WRITTEN TASK: Find the lines holding "Informationen" and copy them.
[start INPUT FOR THIS TASK]
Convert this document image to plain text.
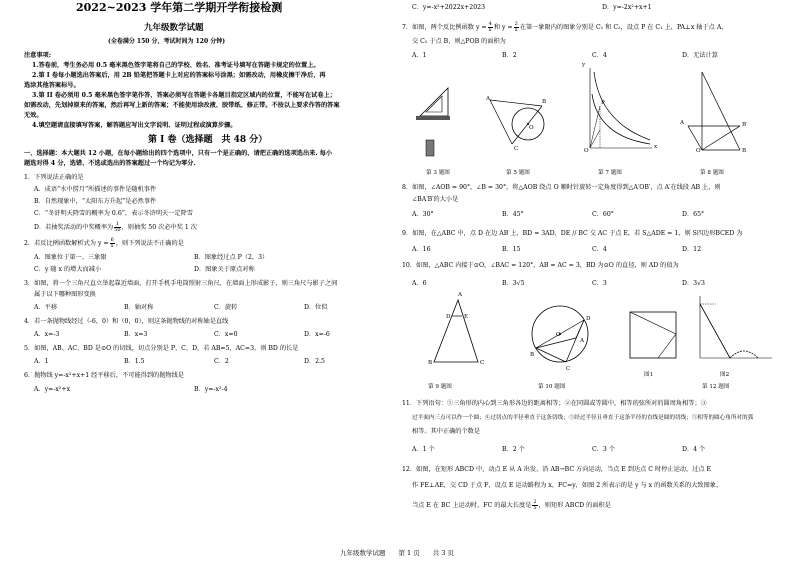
2022~2023 学年第二学期开学衔接检测
九年级数学试题
(全卷满分 150 分，考试时间为 120 分钟)
注意事项:
1.答卷前，考生务必用 0.5 毫米黑色签字笔将自己的学校、姓名、准考证号填写在答题卡规定的位置上。
2.第 I 卷每小题选出答案后，用 2B 铅笔把答题卡上对应的答案标号涂黑；如需改动，用橡皮擦干净后，再
选涂其他答案标号。
3.第 II 卷必须用 0.5 毫米黑色签字笔作答，答案必须写在答题卡各题目指定区域内的位置，不能写在试卷上；
如需改动，先划掉原来的答案，然后再写上新的答案；不能使用涂改液、胶带纸、修正带。不按以上要求作答的答案
无效。
4.填空题请直接填写答案，解答题应写出文字说明、证明过程或演算步骤。
第 I 卷（选择题　共 48 分）
一、选择题：本大题共 12 小题，在每小题给出的四个选项中，只有一个是正确的，请把正确的选项选出来. 每小
题选对得 4 分，选错、不选或选出的答案超过一个均记为零分.
1．下列说法正确的是
A．成语“水中捞月”所描述的事件是随机事件
B．自然现象中，“太阳东方升起”是必然事件
C．“冬浒明天降雪的概率为 0.6”，表示冬浒明天一定降雪
D．若抽奖活动的中奖概率为 $\frac{1}{50}$ ，则抽奖 50 次必中奖 1 次
2．若反比例函数解析式为 $y = \frac{6}{x}$ ，则下列说法不正确的是
A．图象位于第一、三象限	B．图象经过点 P（2，3）
C．y 随 x 的增大而减小	D．图象关于原点对称
3．如图，将一个三角尺直立举起靠近墙面，打开手机手电筒照射三角尺，在墙面上形成影子，则三角尺与影子之间
属于以下哪种图形变换
A．平移	B．轴对称	C．旋转	D．位似
4．若一条抛物线经过（-6，0）和（0，0），则这条抛物线的对称轴是直线
A．x=-3	B．x=3	C．x=0	D．x=-6
5．如图，AB、AC、BD 是⊙O 的切线，切点分别是 P、C、D，若 AB=5，AC=3，则 BD 的长是
A．1	B．1.5	C．2	D．2.5
6．抛物线 y=-x²+x+1 经平移后，不可能得到的抛物线是
A．y=-x²+x	B．y=-x²-4
C．y=-x²+2022x+2023	D．y=-2x²+x+1
7．如图，两个反比例函数 $y = \frac{4}{x}$ 和 $y = \frac{2}{x}$ 在第一象限内的图象分别是 C₁ 和 C₂，设点 P 在 C₁ 上，PA⊥x 轴于点 A，
交 C₂ 于点 B，则△POB 的面积为
A．1	B．2	C．4	D．无法计算
A	B
O
C
y
x
O
P
A	B′
B
O
第 3 题图	第 5 题图	第 7 题图	第 8 题图
8．如图，∠AOB = 90°，∠B = 30°，将△AOB 绕点 O 顺时针旋转一定角度得到△A′OB′，点 A′在线段 AB 上，则
∠BA′B′的大小是
A．30°	B．45°	C．60°	D．65°
9．如图，在△ABC 中，点 D 在边 AB 上，BD = 3AD，DE // BC 交 AC 于点 E，若 S△ADE = 1，则 S四边形BCED 为
A．16	B．15	C．4	D．12
10．如图，△ABC 内接于⊙O，∠BAC = 120°，AB = AC = 3，BD 为⊙O 的直径，则 AD 的值为
A．6	B．3√5	C．3	D．3√3
A
D E
B	C
A
B
D
C
O
图1	图2
第 9 题图	第 10 题图	第 12 题图
11．下列语句：①三角形的内心到三角形各边的距离相等；②在同圆或等圆中，相等的弦所对的圆周角相等；③
过平面内三点可以作一个圆；④过切点的半径垂直于这条切线；⑤经过半径且垂直于这条半径的直线是圆的切线；⑤相等的圆心角所对的弧
相等。其中正确的个数是
A．1 个	B．2 个	C．3 个	D．4 个
12．如图，在矩形 ABCD 中，动点 E 从 A 出发，沿 AB→BC 方向运动，当点 E 到达点 C 时停止运动，过点 E
作 FE⊥AE，交 CD 于点 F，设点 E 运动路程为 x，FC=y，如图 2 所表示的是 y 与 x 的函数关系的大致图象，
当点 E 在 BC 上运动时，FC 的最大长度是 $\frac{2}{5}$ ，则矩形 ABCD 的面积是
九年级数学试题　　第 1 页　　共 3 页
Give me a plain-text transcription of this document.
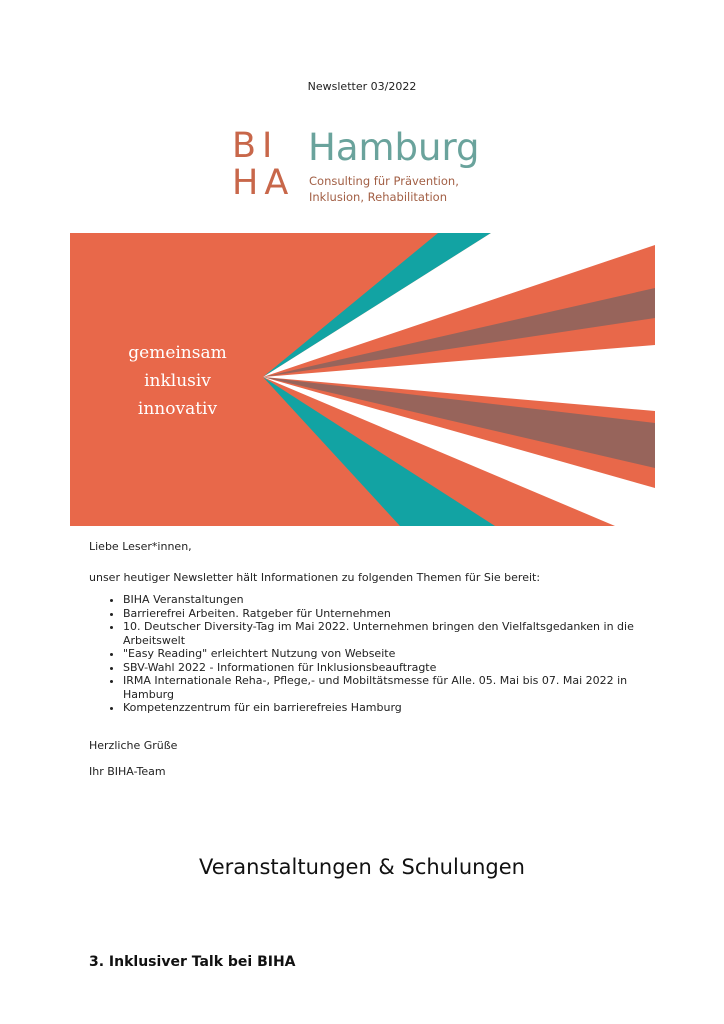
Newsletter 03/2022
BI
HA
Hamburg
Consulting für Prävention,
Inklusion, Rehabilitation
gemeinsam
inklusiv
innovativ

Liebe Leser*innen,

unser heutiger Newsletter hält Informationen zu folgenden Themen für Sie bereit:

• BIHA Veranstaltungen
• Barrierefrei Arbeiten. Ratgeber für Unternehmen
• 10. Deutscher Diversity-Tag im Mai 2022. Unternehmen bringen den Vielfaltsgedanken in die Arbeitswelt
• "Easy Reading" erleichtert Nutzung von Webseite
• SBV-Wahl 2022 - Informationen für Inklusionsbeauftragte
• IRMA Internationale Reha-, Pflege,- und Mobiltätsmesse für Alle. 05. Mai bis 07. Mai 2022 in Hamburg
• Kompetenzzentrum für ein barrierefreies Hamburg

Herzliche Grüße

Ihr BIHA-Team

Veranstaltungen & Schulungen
3. Inklusiver Talk bei BIHA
[end INPUT FOR THIS TASK]
RESPONSE TO THIS TASK:
unser heutiger Newsletter hält Informationen zu folgenden Themen für Sie bereit:
• SBV-Wahl 2022 - Informationen für Inklusionsbeauftragte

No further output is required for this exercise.